» WHAT TO DO:
Provide an exact transcription of all the records.

» Dataset items:
::::::::
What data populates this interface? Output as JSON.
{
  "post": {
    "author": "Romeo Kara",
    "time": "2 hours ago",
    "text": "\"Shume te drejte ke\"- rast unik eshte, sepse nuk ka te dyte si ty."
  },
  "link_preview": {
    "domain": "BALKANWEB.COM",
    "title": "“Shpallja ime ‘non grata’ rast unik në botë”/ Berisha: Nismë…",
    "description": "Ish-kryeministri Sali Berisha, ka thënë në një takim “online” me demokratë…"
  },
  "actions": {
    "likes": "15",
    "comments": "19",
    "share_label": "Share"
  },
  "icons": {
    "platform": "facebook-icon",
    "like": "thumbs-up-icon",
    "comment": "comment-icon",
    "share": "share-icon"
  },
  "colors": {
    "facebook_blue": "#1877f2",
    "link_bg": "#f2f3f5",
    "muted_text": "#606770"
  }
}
::::::::
» RESULT FOR THIS EXERCISE:
What data populates this interface? Output as JSON.
{
  "post": {
    "author": "Romeo Kara",
    "time": "2 hours ago",
    "text": "\"Shume te drejte ke\"- rast unik eshte, sepse nuk ka te dyte si ty."
  },
  "link_preview": {
    "domain": "BALKANWEB.COM",
    "title": "“Shpallja ime ‘non grata’ rast unik në botë”/ Berisha: Nismë…",
    "description": "Ish-kryeministri Sali Berisha, ka thënë në një takim “online” me demokratë…"
  },
  "actions": {
    "likes": "15",
    "comments": "19",
    "share_label": "Share"
  },
  "icons": {
    "platform": "facebook-icon",
    "like": "thumbs-up-icon",
    "comment": "comment-icon",
    "share": "share-icon"
  },
  "colors": {
    "facebook_blue": "#1877f2",
    "link_bg": "#f2f3f5",
    "muted_text": "#606770"
  }
}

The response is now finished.